Transcribed page data

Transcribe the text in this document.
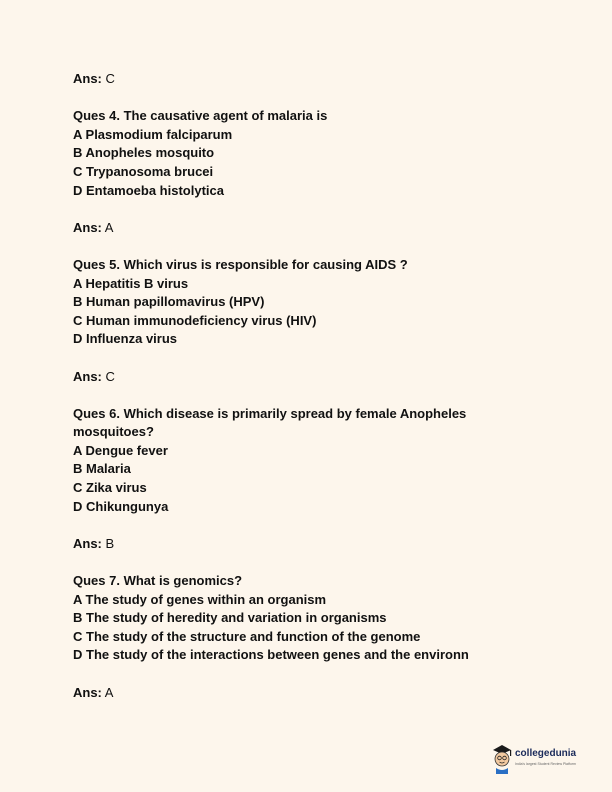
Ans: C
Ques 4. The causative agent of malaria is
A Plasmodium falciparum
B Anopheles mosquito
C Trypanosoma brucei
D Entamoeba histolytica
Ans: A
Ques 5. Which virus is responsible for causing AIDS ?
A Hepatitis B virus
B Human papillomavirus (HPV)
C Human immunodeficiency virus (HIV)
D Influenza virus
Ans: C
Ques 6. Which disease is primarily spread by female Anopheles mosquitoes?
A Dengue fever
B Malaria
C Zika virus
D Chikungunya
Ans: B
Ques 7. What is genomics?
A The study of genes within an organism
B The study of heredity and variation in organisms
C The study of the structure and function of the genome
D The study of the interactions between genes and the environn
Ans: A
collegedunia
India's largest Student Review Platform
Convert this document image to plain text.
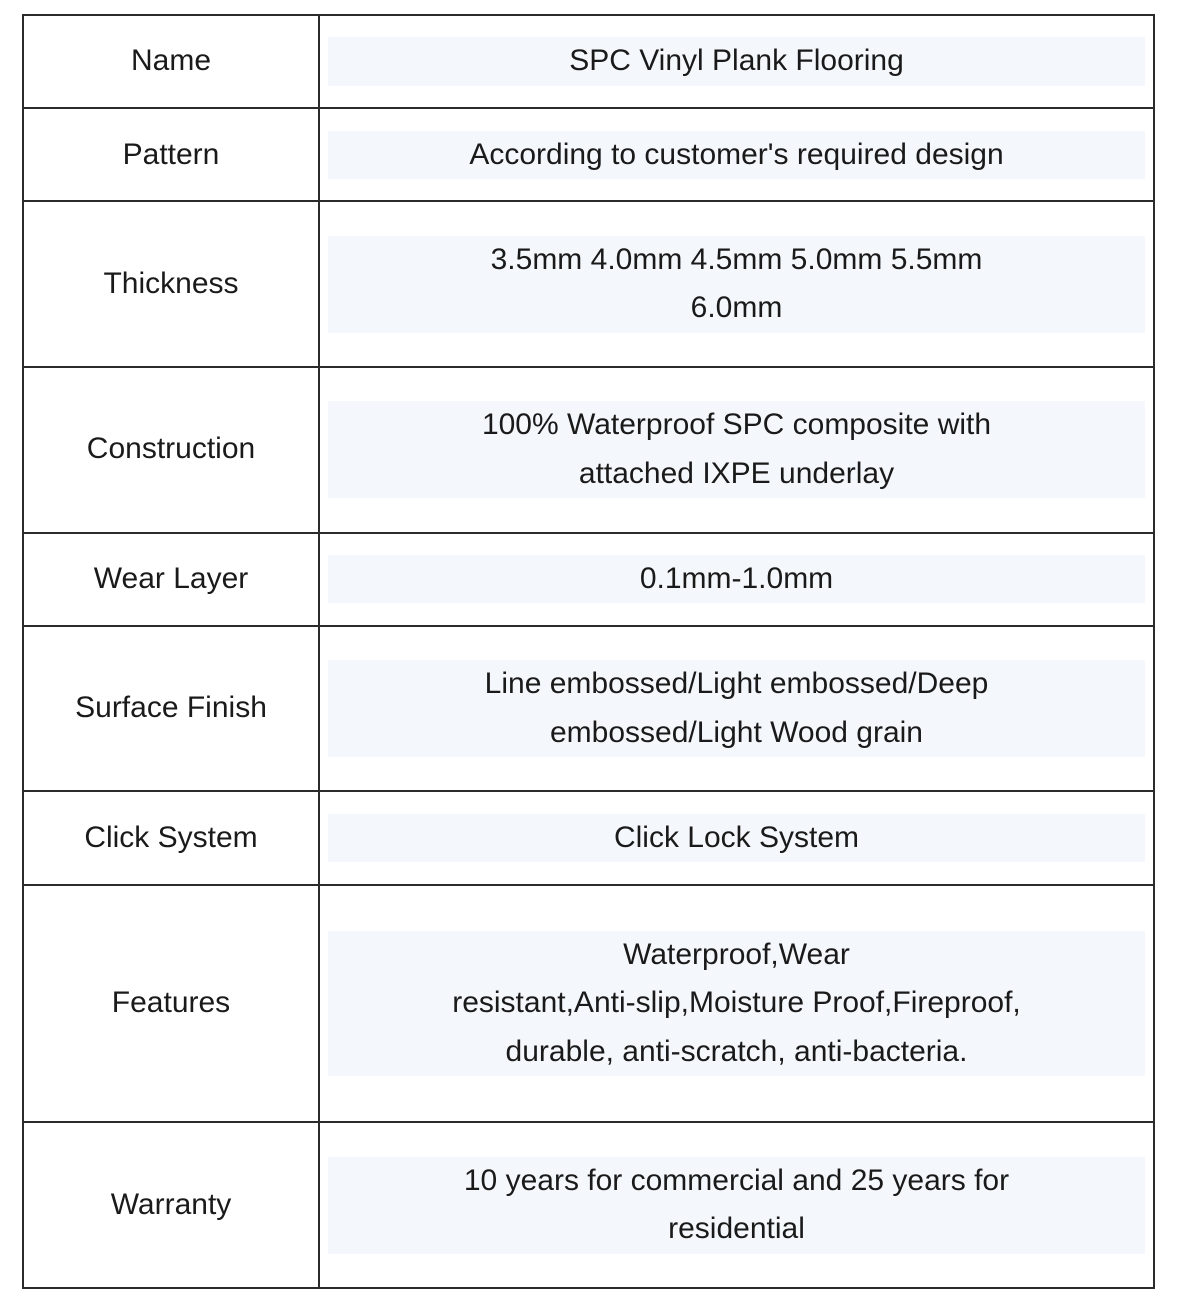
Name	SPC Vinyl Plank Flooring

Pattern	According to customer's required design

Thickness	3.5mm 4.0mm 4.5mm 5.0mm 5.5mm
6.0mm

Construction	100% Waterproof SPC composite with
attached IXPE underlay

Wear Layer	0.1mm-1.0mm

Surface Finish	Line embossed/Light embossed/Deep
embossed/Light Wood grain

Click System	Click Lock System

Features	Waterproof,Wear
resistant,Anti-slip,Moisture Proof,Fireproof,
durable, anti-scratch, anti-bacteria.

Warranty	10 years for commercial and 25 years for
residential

Aim of the exercise: Look through the entries for lines containing the word "Ques" and return each one.

Reply to the exercise:
Ques 4. The causative agent of malaria is
Ques 5. Which virus is responsible for causing AIDS ?
Ques 6. Which disease is primarily spread by female Anopheles mosquitoes?
Ques 7. What is genomics?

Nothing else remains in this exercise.